● EXERCISE: Where the string "desirability" occurs in the material below, report the whole line.

● RECORDS FOR THE TASK:

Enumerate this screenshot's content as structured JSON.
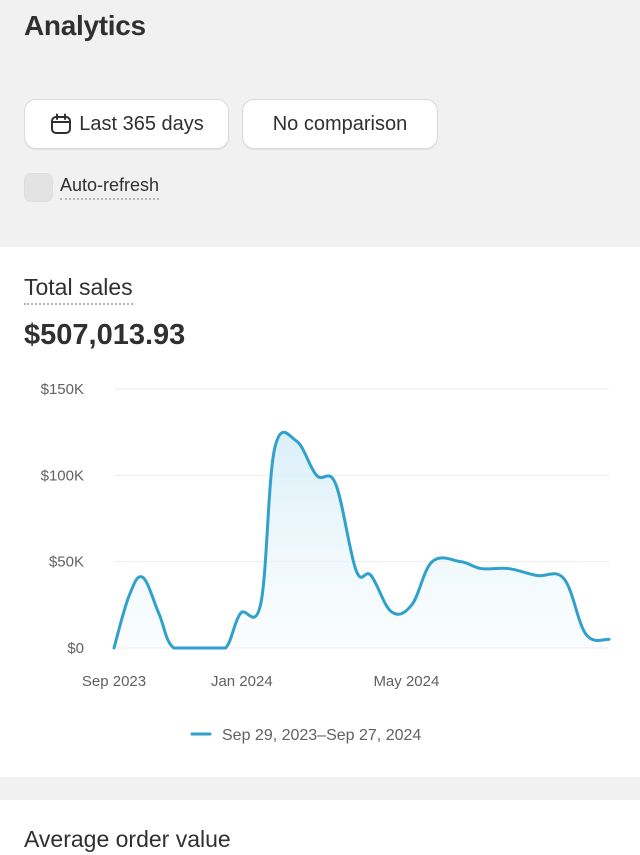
{
  "header": {
    "title": "Analytics",
    "date_range_label": "Last 365 days",
    "comparison_label": "No comparison",
    "auto_refresh_label": "Auto-refresh",
    "auto_refresh_checked": false
  },
  "icons": {
    "date_button": "calendar-icon"
  },
  "total_sales": {
    "title": "Total sales",
    "value": "$507,013.93",
    "legend_label": "Sep 29, 2023–Sep 27, 2024",
    "line_color": "#2fa1cc"
  },
  "average_order": {
    "title": "Average order value"
  },
  "chart_data": {
    "type": "area",
    "title": "",
    "xlabel": "",
    "ylabel": "",
    "ylim": [
      0,
      150000
    ],
    "y_ticks": [
      "$150K",
      "$100K",
      "$50K",
      "$0"
    ],
    "x_ticks": [
      "Sep 2023",
      "Jan 2024",
      "May 2024"
    ],
    "grid": true,
    "legend_position": "bottom",
    "series": [
      {
        "name": "Sep 29, 2023–Sep 27, 2024",
        "x": [
          "2023-09-29",
          "2023-10-10",
          "2023-10-20",
          "2023-11-01",
          "2023-11-12",
          "2023-12-05",
          "2023-12-20",
          "2023-12-31",
          "2024-01-15",
          "2024-01-25",
          "2024-02-10",
          "2024-02-25",
          "2024-03-10",
          "2024-03-25",
          "2024-04-05",
          "2024-04-20",
          "2024-05-05",
          "2024-05-20",
          "2024-06-10",
          "2024-06-25",
          "2024-07-15",
          "2024-08-05",
          "2024-08-25",
          "2024-09-10",
          "2024-09-27"
        ],
        "values": [
          0,
          30000,
          41000,
          20000,
          0,
          0,
          0,
          20000,
          26000,
          115000,
          120000,
          100000,
          95000,
          45000,
          42000,
          21000,
          25000,
          50000,
          50000,
          46000,
          46000,
          42000,
          40000,
          8000,
          5000
        ]
      }
    ]
  }
}
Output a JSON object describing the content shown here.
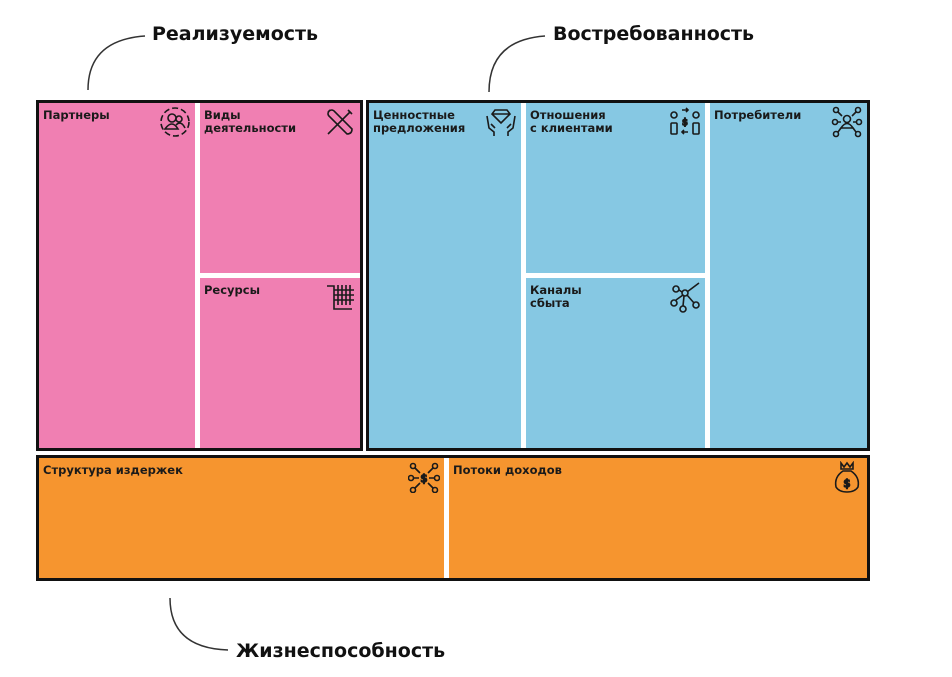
{
  "headings": {
    "feasibility": "Реализуемость",
    "desirability": "Востребованность",
    "viability": "Жизнеспособность"
  },
  "blocks": {
    "partners": {
      "label": "Партнеры",
      "icon": "partners-icon"
    },
    "activities": {
      "label": "Виды\nдеятельности",
      "icon": "tools-icon"
    },
    "resources": {
      "label": "Ресурсы",
      "icon": "resources-icon"
    },
    "value": {
      "label": "Ценностные\nпредложения",
      "icon": "diamond-hands-icon"
    },
    "relationships": {
      "label": "Отношения\nс клиентами",
      "icon": "relationships-icon"
    },
    "channels": {
      "label": "Каналы\nсбыта",
      "icon": "network-icon"
    },
    "segments": {
      "label": "Потребители",
      "icon": "customers-icon"
    },
    "costs": {
      "label": "Структура издержек",
      "icon": "cost-icon"
    },
    "revenue": {
      "label": "Потоки доходов",
      "icon": "money-bag-icon"
    }
  },
  "colors": {
    "feasibility": "#f07fb2",
    "desirability": "#86c8e3",
    "viability": "#f6952f"
  }
}
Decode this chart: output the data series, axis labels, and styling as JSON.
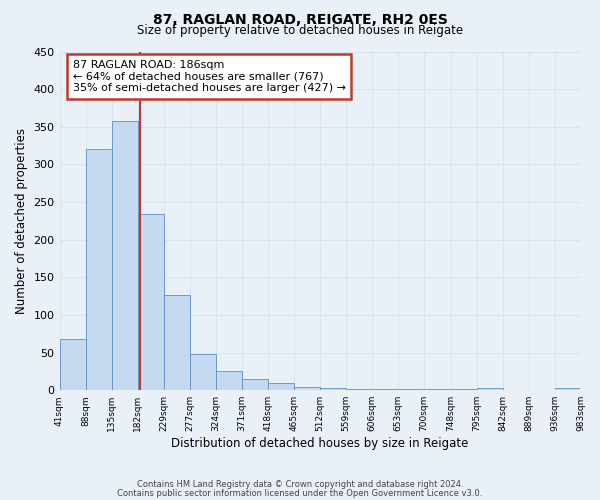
{
  "title": "87, RAGLAN ROAD, REIGATE, RH2 0ES",
  "subtitle": "Size of property relative to detached houses in Reigate",
  "xlabel": "Distribution of detached houses by size in Reigate",
  "ylabel": "Number of detached properties",
  "bar_values": [
    68,
    320,
    358,
    234,
    126,
    48,
    25,
    15,
    10,
    4,
    3,
    2,
    2,
    1,
    1,
    1,
    3,
    0,
    0,
    3
  ],
  "bin_edges": [
    41,
    88,
    135,
    182,
    229,
    277,
    324,
    371,
    418,
    465,
    512,
    559,
    606,
    653,
    700,
    748,
    795,
    842,
    889,
    936,
    983
  ],
  "bar_color": "#c5d9f0",
  "bar_edge_color": "#5b8fcb",
  "vline_x": 186,
  "vline_color": "#c0392b",
  "annotation_lines": [
    "87 RAGLAN ROAD: 186sqm",
    "← 64% of detached houses are smaller (767)",
    "35% of semi-detached houses are larger (427) →"
  ],
  "annotation_box_color": "#c0392b",
  "ylim": [
    0,
    450
  ],
  "yticks": [
    0,
    50,
    100,
    150,
    200,
    250,
    300,
    350,
    400,
    450
  ],
  "footer1": "Contains HM Land Registry data © Crown copyright and database right 2024.",
  "footer2": "Contains public sector information licensed under the Open Government Licence v3.0.",
  "bg_color": "#eaf0f8",
  "plot_bg_color": "#eaf0f8",
  "grid_color": "#d8e4f0",
  "tick_labels": [
    "41sqm",
    "88sqm",
    "135sqm",
    "182sqm",
    "229sqm",
    "277sqm",
    "324sqm",
    "371sqm",
    "418sqm",
    "465sqm",
    "512sqm",
    "559sqm",
    "606sqm",
    "653sqm",
    "700sqm",
    "748sqm",
    "795sqm",
    "842sqm",
    "889sqm",
    "936sqm",
    "983sqm"
  ]
}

● FULL RESPONSE:
    "desirability": "Востребованность",
    "desirability": "#86c8e3",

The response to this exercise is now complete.